Action item
Wherever a line holds the word "title", copy that line from the data.
Given entries below:
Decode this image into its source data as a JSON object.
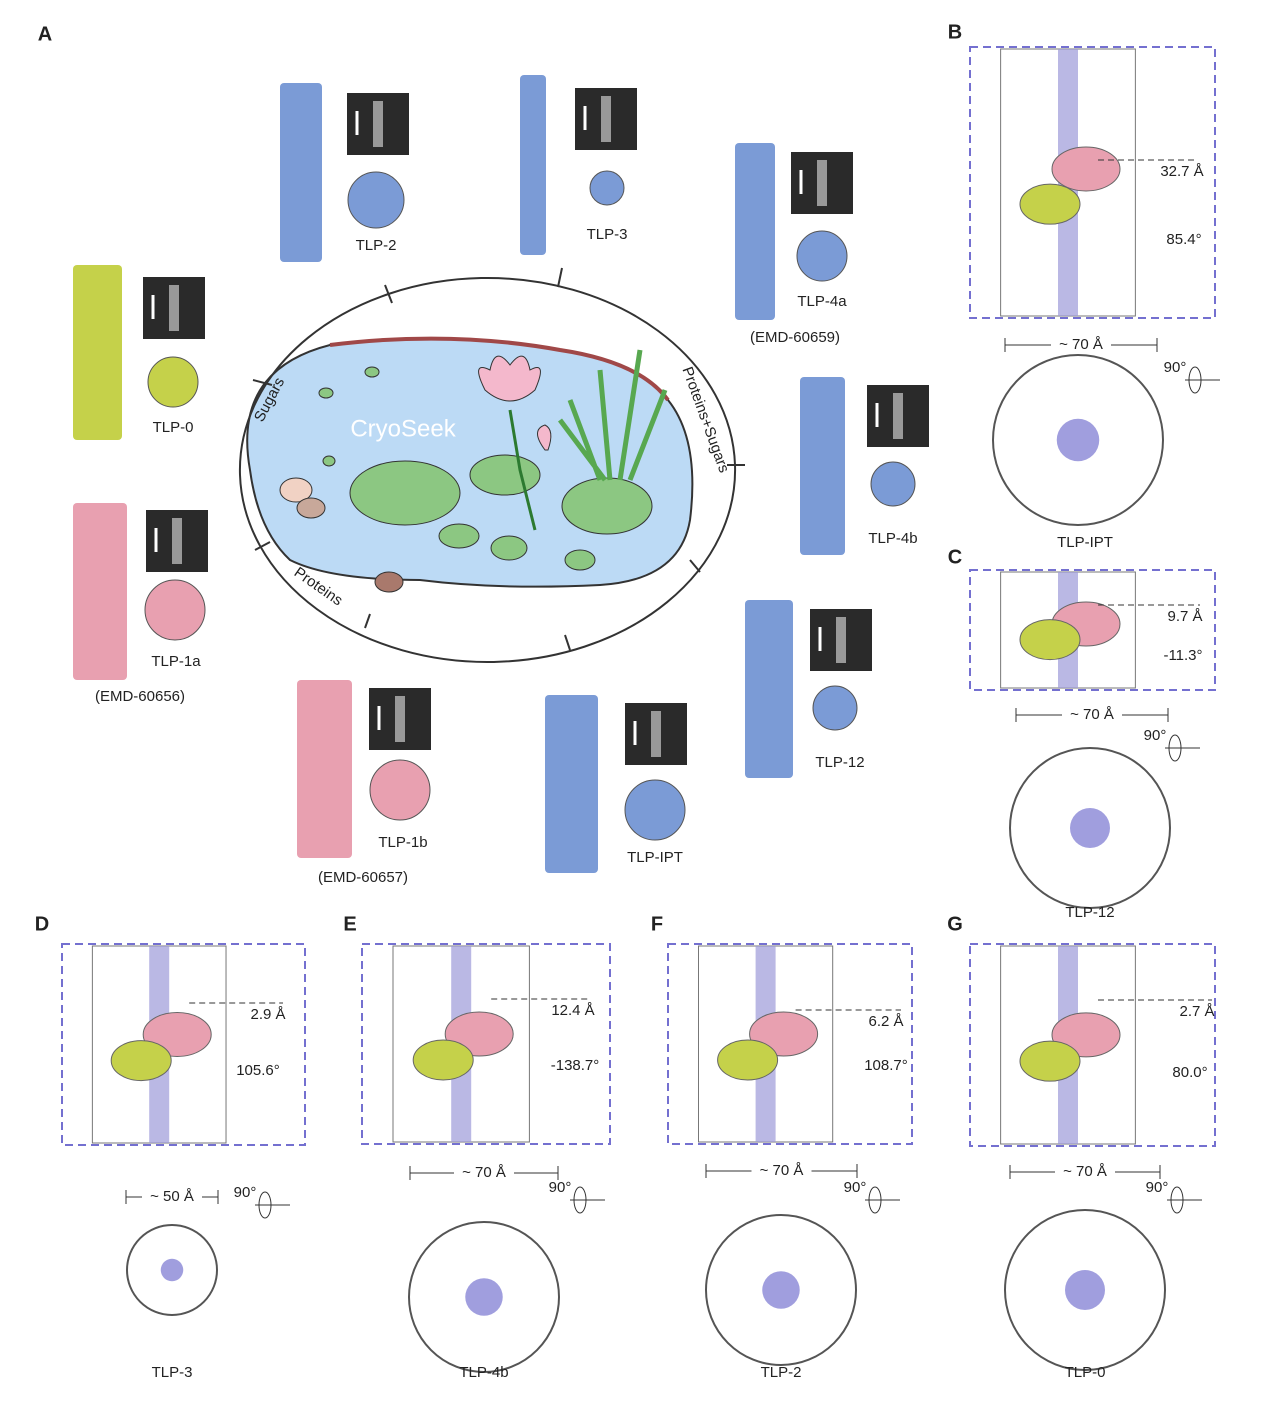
{
  "panel_a": {
    "label": "A",
    "center": {
      "title": "CryoSeek",
      "arcs": [
        "Sugars",
        "Proteins+Sugars",
        "Proteins"
      ]
    },
    "specimens": [
      {
        "name": "TLP-2"
      },
      {
        "name": "TLP-3"
      },
      {
        "name": "TLP-4a",
        "accession": "(EMD-60659)"
      },
      {
        "name": "TLP-0"
      },
      {
        "name": "TLP-4b"
      },
      {
        "name": "TLP-1a",
        "accession": "(EMD-60656)"
      },
      {
        "name": "TLP-12"
      },
      {
        "name": "TLP-1b",
        "accession": "(EMD-60657)"
      },
      {
        "name": "TLP-IPT"
      }
    ]
  },
  "panels": [
    {
      "label": "B",
      "rise": "32.7 Å",
      "twist": "85.4°",
      "width": "~ 70 Å",
      "rotation": "90°",
      "name": "TLP-IPT"
    },
    {
      "label": "C",
      "rise": "9.7 Å",
      "twist": "-11.3°",
      "width": "~ 70 Å",
      "rotation": "90°",
      "name": "TLP-12"
    },
    {
      "label": "D",
      "rise": "2.9 Å",
      "twist": "105.6°",
      "width": "~ 50 Å",
      "rotation": "90°",
      "name": "TLP-3"
    },
    {
      "label": "E",
      "rise": "12.4 Å",
      "twist": "-138.7°",
      "width": "~ 70 Å",
      "rotation": "90°",
      "name": "TLP-4b"
    },
    {
      "label": "F",
      "rise": "6.2 Å",
      "twist": "108.7°",
      "width": "~ 70 Å",
      "rotation": "90°",
      "name": "TLP-2"
    },
    {
      "label": "G",
      "rise": "2.7 Å",
      "twist": "80.0°",
      "width": "~ 70 Å",
      "rotation": "90°",
      "name": "TLP-0"
    }
  ]
}
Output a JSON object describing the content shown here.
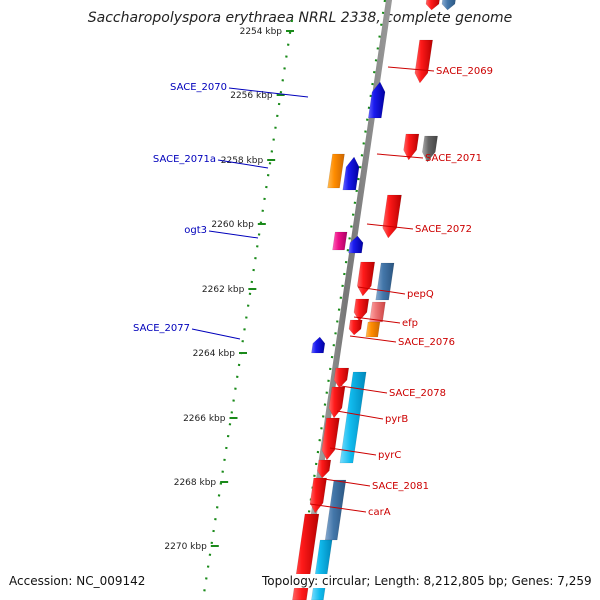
{
  "title": "Saccharopolyspora erythraea NRRL 2338, complete genome",
  "accession": "Accession: NC_009142",
  "topology": "Topology: circular; Length: 8,212,805 bp; Genes: 7,259",
  "colors": {
    "forward_label": "#0000bb",
    "reverse_label": "#cc0000",
    "red_gene": "#ee0000",
    "blue_gene": "#1111dd",
    "orange_gene": "#ff8800",
    "magenta_gene": "#ee1188",
    "steel_gene": "#4477aa",
    "cyan_gene": "#11bbee",
    "salmon_gene": "#ee6666",
    "gray_gene": "#666666",
    "dot_green": "#1a8a1a",
    "backbone": "#888888"
  },
  "kbp_ticks": [
    "2254 kbp",
    "2256 kbp",
    "2258 kbp",
    "2260 kbp",
    "2262 kbp",
    "2264 kbp",
    "2266 kbp",
    "2268 kbp",
    "2270 kbp"
  ],
  "left_labels": [
    "SACE_2070",
    "SACE_2071a",
    "ogt3",
    "SACE_2077"
  ],
  "right_labels": [
    "SACE_2069",
    "SACE_2071",
    "SACE_2072",
    "pepQ",
    "efp",
    "SACE_2076",
    "SACE_2078",
    "pyrB",
    "pyrC",
    "SACE_2081",
    "carA"
  ]
}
End of Given entries.
Task result
      "title": "CryoSeek",
  "title": "Saccharopolyspora erythraea NRRL 2338, complete genome",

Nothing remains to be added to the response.